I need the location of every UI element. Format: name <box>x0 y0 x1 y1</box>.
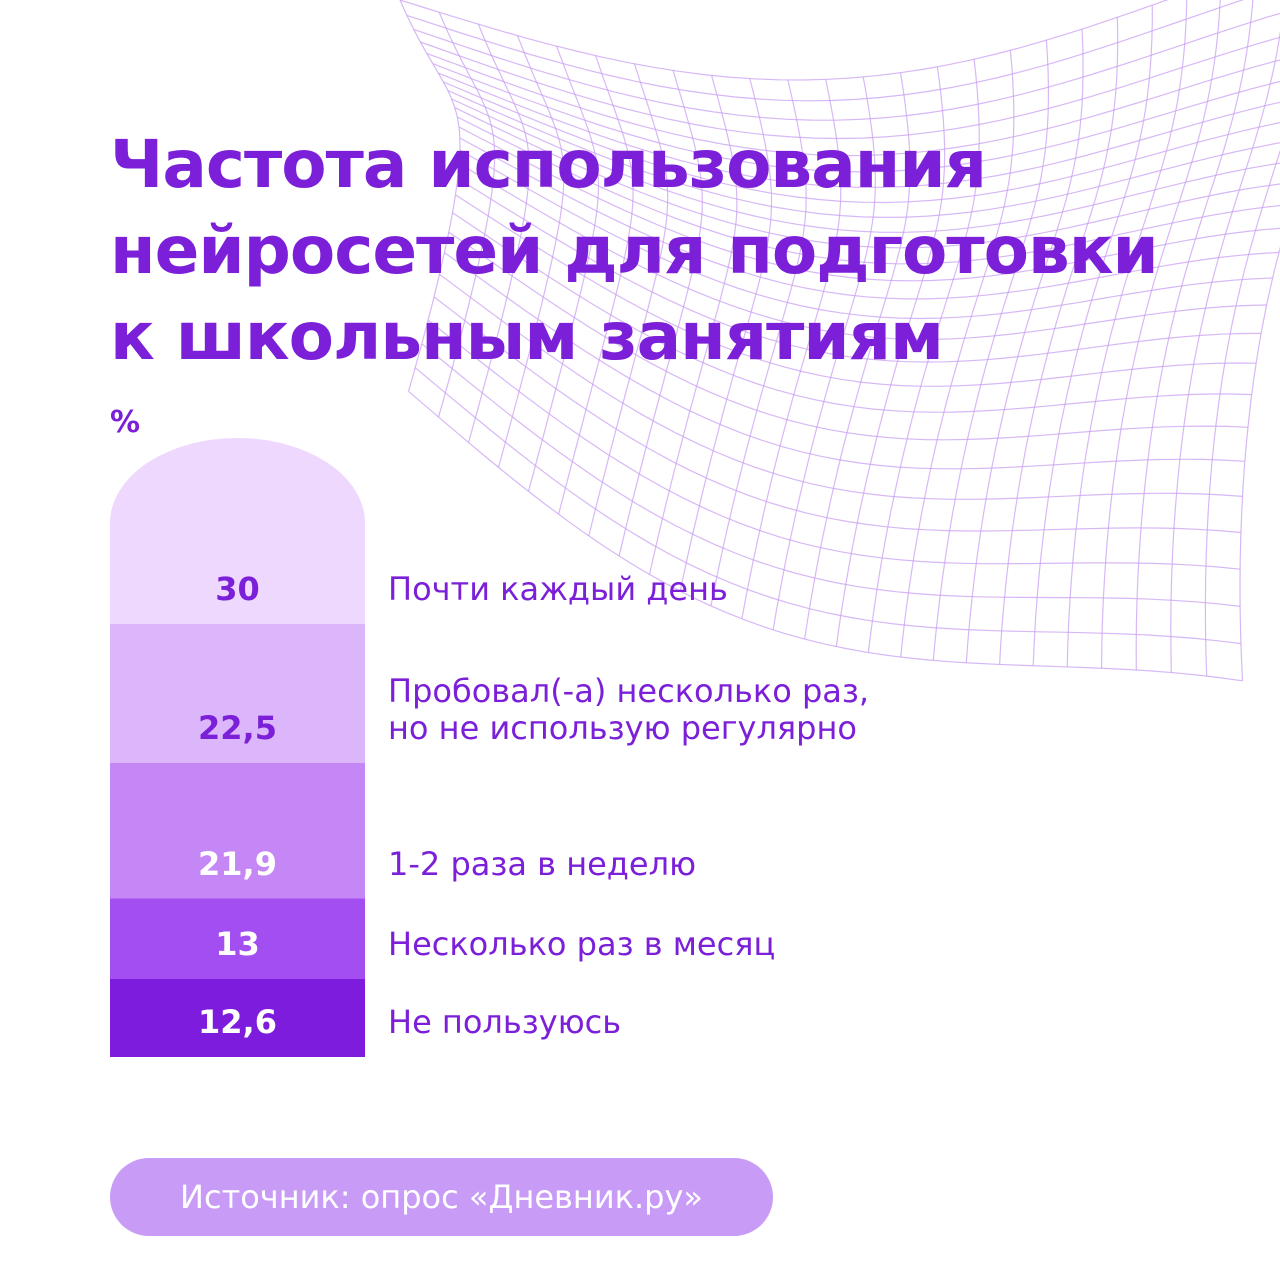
category-label: 1-2 раза в неделю <box>388 844 696 883</box>
category-label: Пробовал(-а) несколько раз, но не исполь… <box>388 671 870 747</box>
bar-segment <box>110 979 365 1057</box>
mesh-line <box>427 319 1241 570</box>
mesh-line <box>1066 0 1188 667</box>
bar-segment <box>110 898 365 980</box>
category-label: Не пользуюсь <box>388 1003 622 1041</box>
mesh-line <box>900 50 1015 658</box>
y-axis-unit: % <box>110 405 141 440</box>
mesh-line <box>1032 5 1153 666</box>
value-label: 22,5 <box>198 708 277 747</box>
mesh-line <box>455 194 1257 387</box>
mesh-line <box>458 163 1267 340</box>
mesh-line <box>421 343 1241 607</box>
mesh-line <box>452 212 1252 413</box>
value-label: 12,6 <box>198 1003 277 1041</box>
mesh-line <box>459 149 1273 320</box>
mesh-line <box>999 17 1119 665</box>
mesh-line <box>448 231 1248 441</box>
mesh-line <box>932 40 1049 661</box>
value-label: 21,9 <box>198 844 277 883</box>
category-label: Несколько раз в месяц <box>388 925 776 964</box>
mesh-line <box>414 367 1241 645</box>
mesh-line <box>408 390 1243 682</box>
mesh-line <box>433 296 1241 534</box>
category-label: Почти каждый день <box>388 569 728 608</box>
mesh-line <box>1239 246 1280 681</box>
bar-segment <box>110 762 365 899</box>
bar-segment <box>110 623 365 763</box>
mesh-line <box>1101 0 1221 669</box>
mesh-line <box>965 29 1084 663</box>
mesh-line <box>444 252 1245 470</box>
value-label: 13 <box>215 925 260 964</box>
mesh-line <box>1204 149 1280 677</box>
mesh-line <box>459 137 1280 300</box>
source-badge: Источник: опрос «Дневник.ру» <box>110 1158 773 1236</box>
mesh-line <box>1170 30 1280 673</box>
bar-segment <box>110 438 365 624</box>
chart-title: Частота использования нейросетей для под… <box>110 126 1159 375</box>
mesh-line <box>835 66 946 647</box>
mesh-line <box>867 59 980 653</box>
value-label: 30 <box>215 569 260 608</box>
mesh-line <box>439 273 1243 500</box>
mesh-line <box>1135 0 1254 671</box>
mesh-line <box>457 177 1262 363</box>
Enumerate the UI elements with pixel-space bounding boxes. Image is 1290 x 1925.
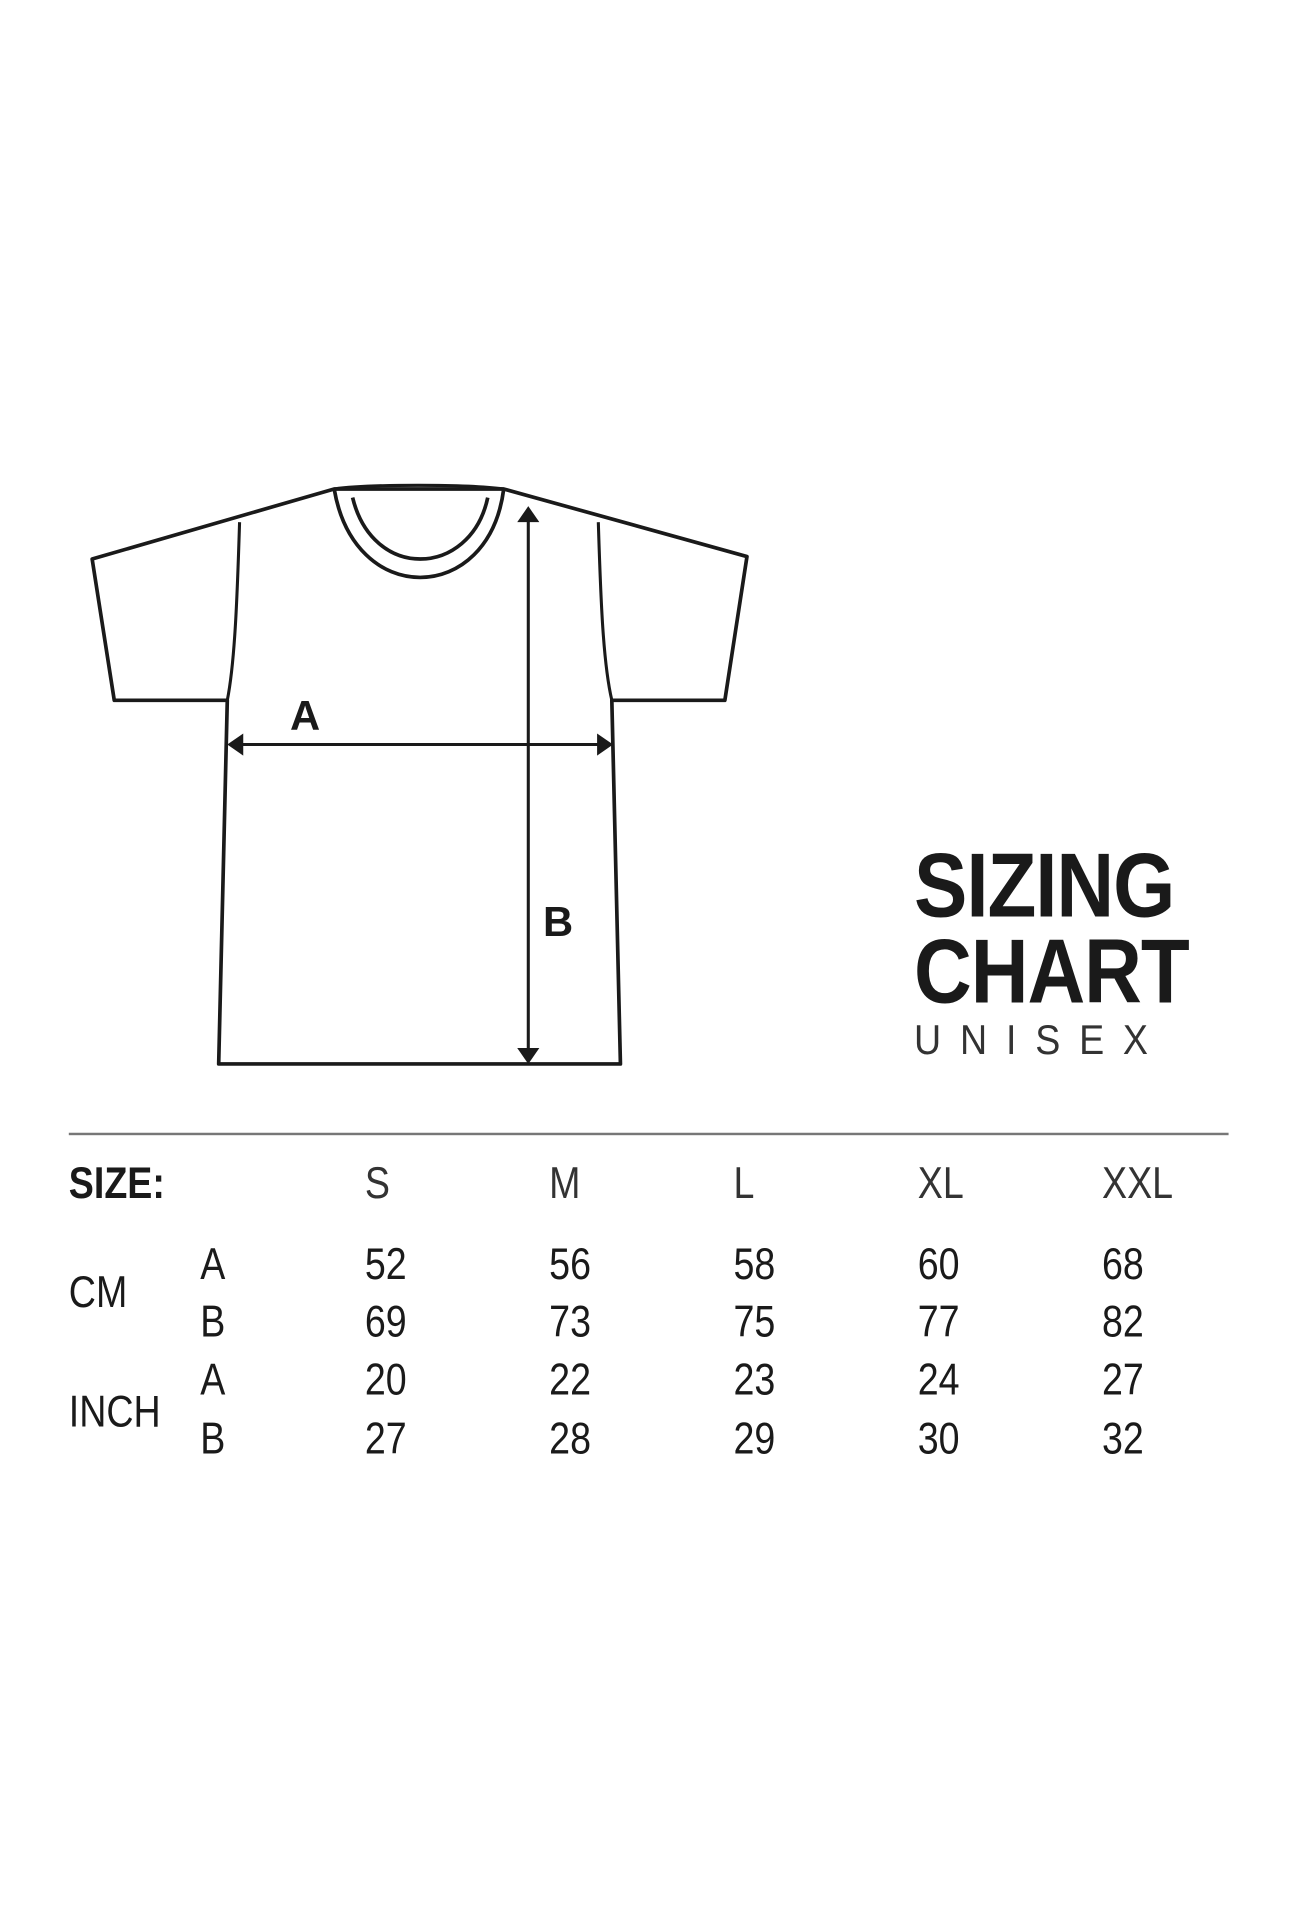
table-cell: 60 (917, 1238, 960, 1289)
table-cell: 82 (1102, 1296, 1144, 1347)
table-cell: 27 (364, 1412, 407, 1464)
measure-label: B (200, 1296, 226, 1347)
size-label: SIZE: (68, 1157, 165, 1208)
title-line-2: CHART (914, 920, 1190, 1023)
arrow-a-head-left (227, 733, 244, 756)
table-cell: 29 (733, 1412, 776, 1464)
size-header-s: S (364, 1157, 390, 1208)
divider (68, 1132, 1229, 1136)
table-cell: 58 (733, 1238, 776, 1289)
measure-label-b: B (543, 899, 574, 946)
arrow-b-head-bottom (517, 1047, 540, 1064)
table-cell: 32 (1102, 1412, 1144, 1464)
table-cell: 28 (549, 1412, 591, 1464)
table-cell: 27 (1102, 1353, 1144, 1405)
table-cell: 68 (1102, 1238, 1144, 1289)
title-line-1: SIZING (914, 834, 1175, 937)
unit-label: CM (68, 1266, 128, 1318)
unit-label: INCH (68, 1385, 161, 1437)
table-cell: 73 (549, 1296, 591, 1347)
size-header-xl: XL (917, 1157, 964, 1208)
measure-label: B (200, 1412, 226, 1464)
measure-label: A (200, 1353, 226, 1405)
size-header-xxl: XXL (1102, 1157, 1174, 1208)
table-cell: 23 (733, 1353, 776, 1405)
arrow-a-head-right (597, 733, 614, 756)
measure-label-a: A (289, 692, 321, 740)
collar-top (333, 483, 504, 491)
measure-label: A (200, 1238, 226, 1289)
table-cell: 22 (549, 1353, 591, 1405)
size-header-m: M (549, 1157, 581, 1208)
arrow-b-head-top (517, 506, 540, 523)
table-cell: 20 (364, 1353, 407, 1405)
table-cell: 69 (364, 1296, 407, 1347)
table-cell: 24 (917, 1353, 960, 1405)
armhole-right (596, 522, 614, 701)
table-cell: 77 (917, 1296, 960, 1347)
subtitle: UNISEX (914, 1017, 1167, 1064)
collar-inner (350, 497, 490, 561)
armhole-left (225, 522, 242, 701)
collar-outer (332, 488, 506, 580)
table-cell: 56 (549, 1238, 591, 1289)
size-header-l: L (733, 1157, 755, 1208)
table-cell: 75 (733, 1296, 776, 1347)
tshirt-outline (90, 487, 749, 1066)
table-cell: 30 (917, 1412, 960, 1464)
table-cell: 52 (364, 1238, 407, 1289)
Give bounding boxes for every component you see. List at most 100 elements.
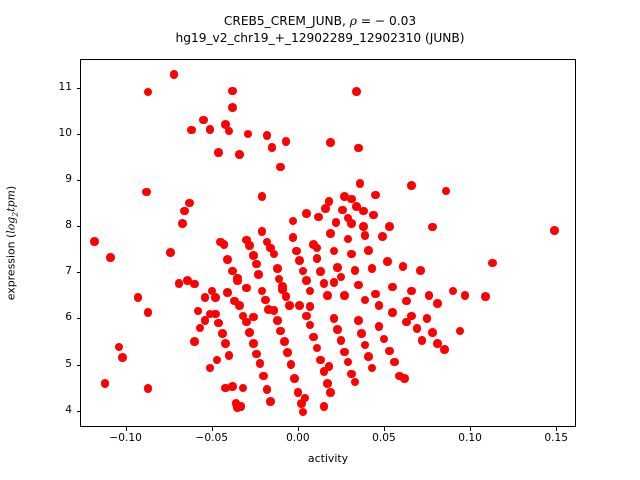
########################################
▶ **OBJECTIVE**: Retype every item above line for line, leaving out the pictures.

▶ **COMPLETE ANSWER**:
I need the location of every UI element. Format: name <box>x0 y0 x1 y1</box>.
category-label: 1-2 раза в неделю <box>388 844 696 883</box>
category-label: Пробовал(-а) несколько раз, но не исполь… <box>388 671 870 747</box>
bar-segment <box>110 979 365 1057</box>
mesh-line <box>427 319 1241 570</box>
mesh-line <box>1066 0 1188 667</box>
bar-segment <box>110 898 365 980</box>
category-label: Не пользуюсь <box>388 1003 622 1041</box>
mesh-line <box>900 50 1015 658</box>
y-axis-unit: % <box>110 405 141 440</box>
mesh-line <box>1032 5 1153 666</box>
value-label: 22,5 <box>198 708 277 747</box>
mesh-line <box>455 194 1257 387</box>
mesh-line <box>458 163 1267 340</box>
mesh-line <box>421 343 1241 607</box>
mesh-line <box>452 212 1252 413</box>
value-label: 12,6 <box>198 1003 277 1041</box>
mesh-line <box>459 149 1273 320</box>
mesh-line <box>999 17 1119 665</box>
mesh-line <box>448 231 1248 441</box>
mesh-line <box>932 40 1049 661</box>
value-label: 21,9 <box>198 844 277 883</box>
category-label: Несколько раз в месяц <box>388 925 776 964</box>
mesh-line <box>414 367 1241 645</box>
mesh-line <box>408 390 1243 682</box>
mesh-line <box>433 296 1241 534</box>
category-label: Почти каждый день <box>388 569 728 608</box>
mesh-line <box>1239 246 1280 681</box>
bar-segment <box>110 762 365 899</box>
bar-segment <box>110 623 365 763</box>
mesh-line <box>1101 0 1221 669</box>
mesh-line <box>965 29 1084 663</box>
mesh-line <box>444 252 1245 470</box>
value-label: 13 <box>215 925 260 964</box>
mesh-line <box>1204 149 1280 677</box>
mesh-line <box>459 137 1280 300</box>
source-badge: Источник: опрос «Дневник.ру» <box>110 1158 773 1236</box>
mesh-line <box>1170 30 1280 673</box>
bar-segment <box>110 438 365 624</box>
chart-title: Частота использования нейросетей для под… <box>110 126 1159 375</box>
mesh-line <box>835 66 946 647</box>
mesh-line <box>867 59 980 653</box>
value-label: 30 <box>215 569 260 608</box>
mesh-line <box>439 273 1243 500</box>
mesh-line <box>1135 0 1254 671</box>
mesh-line <box>457 177 1262 363</box>
Enumerate the UI elements with pixel-space bounding boxes. Image is 1290 x 1925.
table-cell: 60 (917, 1238, 960, 1289)
table-cell: 82 (1102, 1296, 1144, 1347)
table-cell: 27 (364, 1412, 407, 1464)
measure-label: B (200, 1296, 226, 1347)
size-label: SIZE: (68, 1157, 165, 1208)
title-line-2: CHART (914, 920, 1190, 1023)
arrow-a-head-left (227, 733, 244, 756)
table-cell: 29 (733, 1412, 776, 1464)
size-header-s: S (364, 1157, 390, 1208)
divider (68, 1132, 1229, 1136)
table-cell: 58 (733, 1238, 776, 1289)
measure-label-b: B (543, 899, 574, 946)
arrow-b-head-bottom (517, 1047, 540, 1064)
table-cell: 32 (1102, 1412, 1144, 1464)
table-cell: 28 (549, 1412, 591, 1464)
table-cell: 27 (1102, 1353, 1144, 1405)
table-cell: 68 (1102, 1238, 1144, 1289)
title-line-1: SIZING (914, 834, 1175, 937)
unit-label: CM (68, 1266, 128, 1318)
unit-label: INCH (68, 1385, 161, 1437)
table-cell: 73 (549, 1296, 591, 1347)
size-header-xl: XL (917, 1157, 964, 1208)
measure-label: B (200, 1412, 226, 1464)
measure-label: A (200, 1353, 226, 1405)
size-header-xxl: XXL (1102, 1157, 1174, 1208)
table-cell: 23 (733, 1353, 776, 1405)
arrow-a-head-right (597, 733, 614, 756)
measure-label-a: A (289, 692, 321, 740)
collar-top (333, 483, 504, 491)
measure-label: A (200, 1238, 226, 1289)
table-cell: 22 (549, 1353, 591, 1405)
size-header-m: M (549, 1157, 581, 1208)
arrow-b-head-top (517, 506, 540, 523)
table-cell: 20 (364, 1353, 407, 1405)
table-cell: 69 (364, 1296, 407, 1347)
table-cell: 24 (917, 1353, 960, 1405)
armhole-right (596, 522, 614, 701)
table-cell: 77 (917, 1296, 960, 1347)
subtitle: UNISEX (914, 1017, 1167, 1064)
collar-inner (350, 497, 490, 561)
armhole-left (225, 522, 242, 701)
collar-outer (332, 488, 506, 580)
table-cell: 56 (549, 1238, 591, 1289)
size-header-l: L (733, 1157, 755, 1208)
table-cell: 75 (733, 1296, 776, 1347)
tshirt-outline (90, 487, 749, 1066)
table-cell: 30 (917, 1412, 960, 1464)
table-cell: 52 (364, 1238, 407, 1289)
Give bounding boxes for every component you see. List at most 100 elements.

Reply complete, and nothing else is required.